#### Goal
Repeat the material verbatim and drop the pictures.

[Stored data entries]
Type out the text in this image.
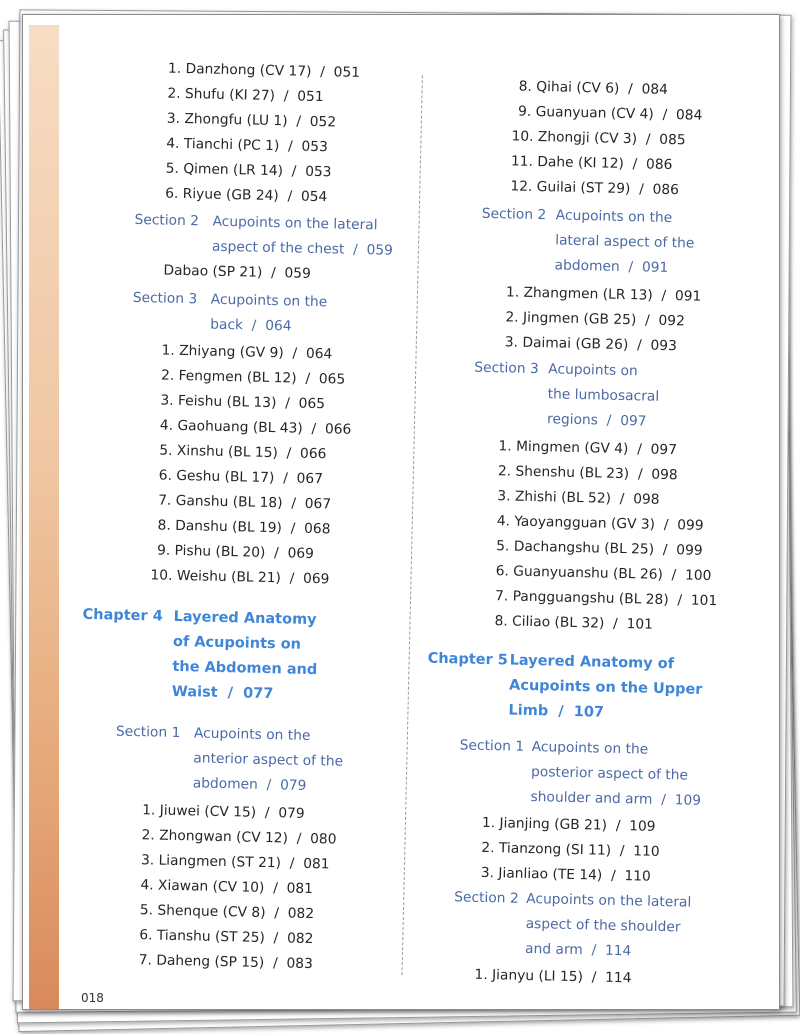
1. Danzhong (CV 17)  /  051
2. Shufu (KI 27)  /  051
3. Zhongfu (LU 1)  /  052
4. Tianchi (PC 1)  /  053
5. Qimen (LR 14)  /  053
6. Riyue (GB 24)  /  054
Section 2 Acupoints on the lateral
aspect of the chest  /  059
Dabao (SP 21)  /  059
Section 3 Acupoints on the
back  /  064
1. Zhiyang (GV 9)  /  064
2. Fengmen (BL 12)  /  065
3. Feishu (BL 13)  /  065
4. Gaohuang (BL 43)  /  066
5. Xinshu (BL 15)  /  066
6. Geshu (BL 17)  /  067
7. Ganshu (BL 18)  /  067
8. Danshu (BL 19)  /  068
9. Pishu (BL 20)  /  069
10. Weishu (BL 21)  /  069
Chapter 4 Layered Anatomy
of Acupoints on
the Abdomen and
Waist  /  077
Section 1 Acupoints on the
anterior aspect of the
abdomen  /  079
1. Jiuwei (CV 15)  /  079
2. Zhongwan (CV 12)  /  080
3. Liangmen (ST 21)  /  081
4. Xiawan (CV 10)  /  081
5. Shenque (CV 8)  /  082
6. Tianshu (ST 25)  /  082
7. Daheng (SP 15)  /  083
8. Qihai (CV 6)  /  084
9. Guanyuan (CV 4)  /  084
10. Zhongji (CV 3)  /  085
11. Dahe (KI 12)  /  086
12. Guilai (ST 29)  /  086
Section 2 Acupoints on the
lateral aspect of the
abdomen  /  091
1. Zhangmen (LR 13)  /  091
2. Jingmen (GB 25)  /  092
3. Daimai (GB 26)  /  093
Section 3 Acupoints on
the lumbosacral
regions  /  097
1. Mingmen (GV 4)  /  097
2. Shenshu (BL 23)  /  098
3. Zhishi (BL 52)  /  098
4. Yaoyangguan (GV 3)  /  099
5. Dachangshu (BL 25)  /  099
6. Guanyuanshu (BL 26)  /  100
7. Pangguangshu (BL 28)  /  101
8. Ciliao (BL 32)  /  101
Chapter 5 Layered Anatomy of
Acupoints on the Upper
Limb  /  107
Section 1 Acupoints on the
posterior aspect of the
shoulder and arm  /  109
1. Jianjing (GB 21)  /  109
2. Tianzong (SI 11)  /  110
3. Jianliao (TE 14)  /  110
Section 2 Acupoints on the lateral
aspect of the shoulder
and arm  /  114
1. Jianyu (LI 15)  /  114
018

#### Result of the exercise
Type out the text in this image.
1. Danzhong (CV 17)  /  051
2. Shufu (KI 27)  /  051
3. Zhongfu (LU 1)  /  052
4. Tianchi (PC 1)  /  053
5. Qimen (LR 14)  /  053
6. Riyue (GB 24)  /  054
Section 2 Acupoints on the lateral
aspect of the chest  /  059
Dabao (SP 21)  /  059
Section 3 Acupoints on the
back  /  064
1. Zhiyang (GV 9)  /  064
2. Fengmen (BL 12)  /  065
3. Feishu (BL 13)  /  065
4. Gaohuang (BL 43)  /  066
5. Xinshu (BL 15)  /  066
6. Geshu (BL 17)  /  067
7. Ganshu (BL 18)  /  067
8. Danshu (BL 19)  /  068
9. Pishu (BL 20)  /  069
10. Weishu (BL 21)  /  069
Chapter 4 Layered Anatomy
of Acupoints on
the Abdomen and
Waist  /  077
Section 1 Acupoints on the
anterior aspect of the
abdomen  /  079
1. Jiuwei (CV 15)  /  079
2. Zhongwan (CV 12)  /  080
3. Liangmen (ST 21)  /  081
4. Xiawan (CV 10)  /  081
5. Shenque (CV 8)  /  082
6. Tianshu (ST 25)  /  082
7. Daheng (SP 15)  /  083
8. Qihai (CV 6)  /  084
9. Guanyuan (CV 4)  /  084
10. Zhongji (CV 3)  /  085
11. Dahe (KI 12)  /  086
12. Guilai (ST 29)  /  086
Section 2 Acupoints on the
lateral aspect of the
abdomen  /  091
1. Zhangmen (LR 13)  /  091
2. Jingmen (GB 25)  /  092
3. Daimai (GB 26)  /  093
Section 3 Acupoints on
the lumbosacral
regions  /  097
1. Mingmen (GV 4)  /  097
2. Shenshu (BL 23)  /  098
3. Zhishi (BL 52)  /  098
4. Yaoyangguan (GV 3)  /  099
5. Dachangshu (BL 25)  /  099
6. Guanyuanshu (BL 26)  /  100
7. Pangguangshu (BL 28)  /  101
8. Ciliao (BL 32)  /  101
Chapter 5 Layered Anatomy of
Acupoints on the Upper
Limb  /  107
Section 1 Acupoints on the
posterior aspect of the
shoulder and arm  /  109
1. Jianjing (GB 21)  /  109
2. Tianzong (SI 11)  /  110
3. Jianliao (TE 14)  /  110
Section 2 Acupoints on the lateral
aspect of the shoulder
and arm  /  114
1. Jianyu (LI 15)  /  114
018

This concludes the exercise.